---- MATERIAL TO PROCESS

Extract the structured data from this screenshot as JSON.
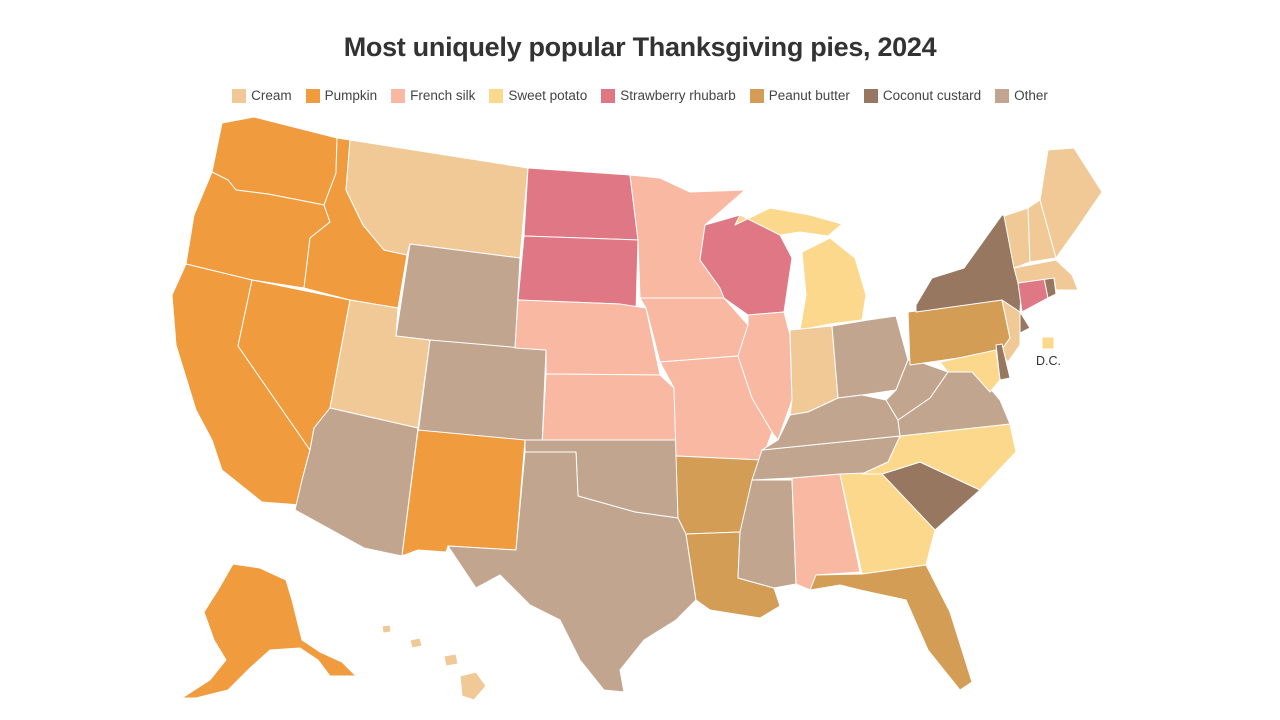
{
  "title": "Most uniquely popular Thanksgiving pies, 2024",
  "legend": [
    {
      "label": "Cream",
      "color": "#F0C996"
    },
    {
      "label": "Pumpkin",
      "color": "#EF9B3E"
    },
    {
      "label": "French silk",
      "color": "#F8B8A2"
    },
    {
      "label": "Sweet potato",
      "color": "#FCD88C"
    },
    {
      "label": "Strawberry rhubarb",
      "color": "#DF7784"
    },
    {
      "label": "Peanut butter",
      "color": "#D39D55"
    },
    {
      "label": "Coconut custard",
      "color": "#977760"
    },
    {
      "label": "Other",
      "color": "#C2A58F"
    }
  ],
  "dc_label": "D.C.",
  "states": {
    "WA": "Pumpkin",
    "OR": "Pumpkin",
    "CA": "Pumpkin",
    "NV": "Pumpkin",
    "ID": "Pumpkin",
    "NM": "Pumpkin",
    "AK": "Pumpkin",
    "MT": "Cream",
    "UT": "Cream",
    "IN": "Cream",
    "ME": "Cream",
    "NH": "Cream",
    "VT": "Cream",
    "MA": "Cream",
    "NJ": "Cream",
    "HI": "Cream",
    "MN": "French silk",
    "NE": "French silk",
    "KS": "French silk",
    "IA": "French silk",
    "MO": "French silk",
    "IL": "French silk",
    "AL": "French silk",
    "MI": "Sweet potato",
    "NC": "Sweet potato",
    "GA": "Sweet potato",
    "MD": "Sweet potato",
    "DC": "Sweet potato",
    "ND": "Strawberry rhubarb",
    "SD": "Strawberry rhubarb",
    "WI": "Strawberry rhubarb",
    "CT": "Strawberry rhubarb",
    "PA": "Peanut butter",
    "AR": "Peanut butter",
    "LA": "Peanut butter",
    "FL": "Peanut butter",
    "NY": "Coconut custard",
    "SC": "Coconut custard",
    "RI": "Coconut custard",
    "DE": "Coconut custard",
    "WY": "Other",
    "CO": "Other",
    "AZ": "Other",
    "TX": "Other",
    "OK": "Other",
    "MS": "Other",
    "TN": "Other",
    "KY": "Other",
    "OH": "Other",
    "WV": "Other",
    "VA": "Other"
  }
}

--------

• _WORK TO BE COMPLETED_:
Take the data above and repeat it exactly, leaving each picture out.

• _FINAL ANSWER_:
Extract the structured data from this screenshot as JSON.
{
  "title": "Most uniquely popular Thanksgiving pies, 2024",
  "legend": [
    {
      "label": "Cream",
      "color": "#F0C996"
    },
    {
      "label": "Pumpkin",
      "color": "#EF9B3E"
    },
    {
      "label": "French silk",
      "color": "#F8B8A2"
    },
    {
      "label": "Sweet potato",
      "color": "#FCD88C"
    },
    {
      "label": "Strawberry rhubarb",
      "color": "#DF7784"
    },
    {
      "label": "Peanut butter",
      "color": "#D39D55"
    },
    {
      "label": "Coconut custard",
      "color": "#977760"
    },
    {
      "label": "Other",
      "color": "#C2A58F"
    }
  ],
  "dc_label": "D.C.",
  "states": {
    "WA": "Pumpkin",
    "OR": "Pumpkin",
    "CA": "Pumpkin",
    "NV": "Pumpkin",
    "ID": "Pumpkin",
    "NM": "Pumpkin",
    "AK": "Pumpkin",
    "MT": "Cream",
    "UT": "Cream",
    "IN": "Cream",
    "ME": "Cream",
    "NH": "Cream",
    "VT": "Cream",
    "MA": "Cream",
    "NJ": "Cream",
    "HI": "Cream",
    "MN": "French silk",
    "NE": "French silk",
    "KS": "French silk",
    "IA": "French silk",
    "MO": "French silk",
    "IL": "French silk",
    "AL": "French silk",
    "MI": "Sweet potato",
    "NC": "Sweet potato",
    "GA": "Sweet potato",
    "MD": "Sweet potato",
    "DC": "Sweet potato",
    "ND": "Strawberry rhubarb",
    "SD": "Strawberry rhubarb",
    "WI": "Strawberry rhubarb",
    "CT": "Strawberry rhubarb",
    "PA": "Peanut butter",
    "AR": "Peanut butter",
    "LA": "Peanut butter",
    "FL": "Peanut butter",
    "NY": "Coconut custard",
    "SC": "Coconut custard",
    "RI": "Coconut custard",
    "DE": "Coconut custard",
    "WY": "Other",
    "CO": "Other",
    "AZ": "Other",
    "TX": "Other",
    "OK": "Other",
    "MS": "Other",
    "TN": "Other",
    "KY": "Other",
    "OH": "Other",
    "WV": "Other",
    "VA": "Other"
  }
}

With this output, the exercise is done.